De se faire confiance sur sa capacité à ressentir la satiété et à savoir s'arrêter au bon moment pour ne pas trop manger. Il s'agit de manger dans les quantités qu'il faut pour soi en ce moment précis : "d'habitude je finis cette quantité de ce plat, aujourd'hui je n'en ai pas envie, j'accepte de laisser un peu de mon assiette, je garde pour plus tard ça n'est pas gaspillé".
D'apprécier et vivre le moment de manger avec tous ses sens, comme un moment nourrissant physiologiquement mais aussi affectivement quand il est partagé, esthétiquement quand on a de beaux plats devant soi.

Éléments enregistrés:

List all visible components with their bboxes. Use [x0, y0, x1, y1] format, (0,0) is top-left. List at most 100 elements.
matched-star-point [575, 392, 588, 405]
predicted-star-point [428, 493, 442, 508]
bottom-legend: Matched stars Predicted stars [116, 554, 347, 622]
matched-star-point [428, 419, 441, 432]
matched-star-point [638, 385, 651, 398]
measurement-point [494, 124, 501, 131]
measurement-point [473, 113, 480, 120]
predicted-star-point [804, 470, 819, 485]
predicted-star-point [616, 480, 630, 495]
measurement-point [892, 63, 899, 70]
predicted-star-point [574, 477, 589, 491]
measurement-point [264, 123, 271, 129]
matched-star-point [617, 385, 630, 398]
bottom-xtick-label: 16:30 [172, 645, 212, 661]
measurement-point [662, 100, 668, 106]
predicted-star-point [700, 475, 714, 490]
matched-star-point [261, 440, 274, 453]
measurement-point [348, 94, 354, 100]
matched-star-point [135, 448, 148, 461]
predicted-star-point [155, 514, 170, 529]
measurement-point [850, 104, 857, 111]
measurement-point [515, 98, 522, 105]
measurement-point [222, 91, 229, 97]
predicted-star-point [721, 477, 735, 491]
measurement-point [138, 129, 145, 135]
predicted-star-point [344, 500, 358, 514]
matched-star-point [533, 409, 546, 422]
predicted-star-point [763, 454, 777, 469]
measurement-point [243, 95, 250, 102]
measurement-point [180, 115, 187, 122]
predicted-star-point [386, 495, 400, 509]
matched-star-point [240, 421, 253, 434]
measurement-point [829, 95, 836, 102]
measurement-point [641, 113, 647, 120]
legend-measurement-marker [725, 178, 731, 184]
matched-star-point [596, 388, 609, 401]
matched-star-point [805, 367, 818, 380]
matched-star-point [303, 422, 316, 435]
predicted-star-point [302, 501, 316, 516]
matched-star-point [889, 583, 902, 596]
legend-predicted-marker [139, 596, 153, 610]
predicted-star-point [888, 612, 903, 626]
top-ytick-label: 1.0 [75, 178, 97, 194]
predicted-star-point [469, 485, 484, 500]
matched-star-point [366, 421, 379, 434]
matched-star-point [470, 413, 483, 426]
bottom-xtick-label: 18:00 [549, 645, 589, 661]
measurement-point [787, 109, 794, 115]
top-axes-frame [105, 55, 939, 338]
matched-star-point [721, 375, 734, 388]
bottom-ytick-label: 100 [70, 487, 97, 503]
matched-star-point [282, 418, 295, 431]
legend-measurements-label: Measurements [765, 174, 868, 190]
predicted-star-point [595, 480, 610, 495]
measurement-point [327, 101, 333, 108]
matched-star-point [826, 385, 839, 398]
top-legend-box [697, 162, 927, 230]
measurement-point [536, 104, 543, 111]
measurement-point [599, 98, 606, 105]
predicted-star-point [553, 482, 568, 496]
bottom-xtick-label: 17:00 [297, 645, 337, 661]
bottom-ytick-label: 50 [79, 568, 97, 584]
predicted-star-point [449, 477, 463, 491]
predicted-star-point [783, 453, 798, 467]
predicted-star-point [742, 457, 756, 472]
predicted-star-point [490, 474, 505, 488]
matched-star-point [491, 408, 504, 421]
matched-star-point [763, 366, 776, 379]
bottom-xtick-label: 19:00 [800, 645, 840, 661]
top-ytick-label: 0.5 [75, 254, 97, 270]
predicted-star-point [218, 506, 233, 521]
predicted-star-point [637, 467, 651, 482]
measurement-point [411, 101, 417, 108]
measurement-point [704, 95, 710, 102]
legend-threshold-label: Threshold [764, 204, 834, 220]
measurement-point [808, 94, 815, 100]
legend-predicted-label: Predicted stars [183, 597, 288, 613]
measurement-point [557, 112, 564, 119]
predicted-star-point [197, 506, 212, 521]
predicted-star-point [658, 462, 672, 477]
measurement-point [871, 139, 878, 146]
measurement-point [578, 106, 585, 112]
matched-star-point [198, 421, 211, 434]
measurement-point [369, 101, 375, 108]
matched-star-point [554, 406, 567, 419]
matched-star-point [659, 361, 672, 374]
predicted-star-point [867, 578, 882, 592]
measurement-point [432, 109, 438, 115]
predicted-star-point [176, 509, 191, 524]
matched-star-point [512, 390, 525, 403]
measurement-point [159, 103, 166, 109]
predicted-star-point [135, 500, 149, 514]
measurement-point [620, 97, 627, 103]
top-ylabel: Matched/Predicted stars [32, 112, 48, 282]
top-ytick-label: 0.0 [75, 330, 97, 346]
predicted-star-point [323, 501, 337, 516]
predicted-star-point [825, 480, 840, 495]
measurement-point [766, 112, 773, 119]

→ TÂCHES À RÉALISER
a) Répondez à ces questions à partir du passage sur le rapport à la nourriture :
(i) Que fait-on de ce qu'on laisse dans son assiette ?
(ii) Avec quoi s'agit-il de vivre le moment de manger ?
(iii) Dans quel cas ce moment est-il nourrissant affectivement ?
b) Relevez dans le passage sur le rapport à la nourriture tous les adverbes qui indiquent de quelle manière le moment de manger peut être nourrissant.
c) Poursuivez le passage sur le rapport à la nourriture après sa dernière phrase.
Les données ne jouent aucun rôle dans ce travail.

→ RÉPONSES ATTENDUES
a)
(i) On le garde pour plus tard, donc ce n'est pas gaspillé.
(ii) Avec tous ses sens.
(iii) Quand il est partagé.

b) Physiologiquement, affectivement, esthétiquement.

c)
D'apprendre à identifier de quoi nous avons vraiment faim pour se nourrir de ce dont nous avons besoin quand on en a besoin : on a tendance, machinalement, à ouvrir le réfrigérateur lorsqu'on ressent une envie de manger, mais avoir envie de manger peut aussi cacher d'autres formes de faim : une faim affective, une faim intellectuelle, un besoin d'être nourri spirituellement, sexuellement, esthétiquement. Apprendre à identifier la bonne nourriture et à y répondre de manière adéquate permet de remplacer un pot de glace par un coup de téléphone à quelqu'un qu'on aime, un bol de céréales par la lecture d'un livre qui nous captive et nous stimule intellectuellement, un camembert entier à l'heure de l'apéro par une partie de légo.
De s'écouter plus en étant bienveillant envers soi-même, par la prise de conscience que nos envies sont au service de réels besoins. Notre corps cherche notre bien, pas à nous nuire, l'alimentation attentive permet de prendre conscience de cela, et donc de remonter l'estime de soi, de sortir de la culpabilisation face aux aliments, de mettre fin aux frustrations car on mange, consciemment, délibérément, en savourant, un aliment qui nous tend les bras.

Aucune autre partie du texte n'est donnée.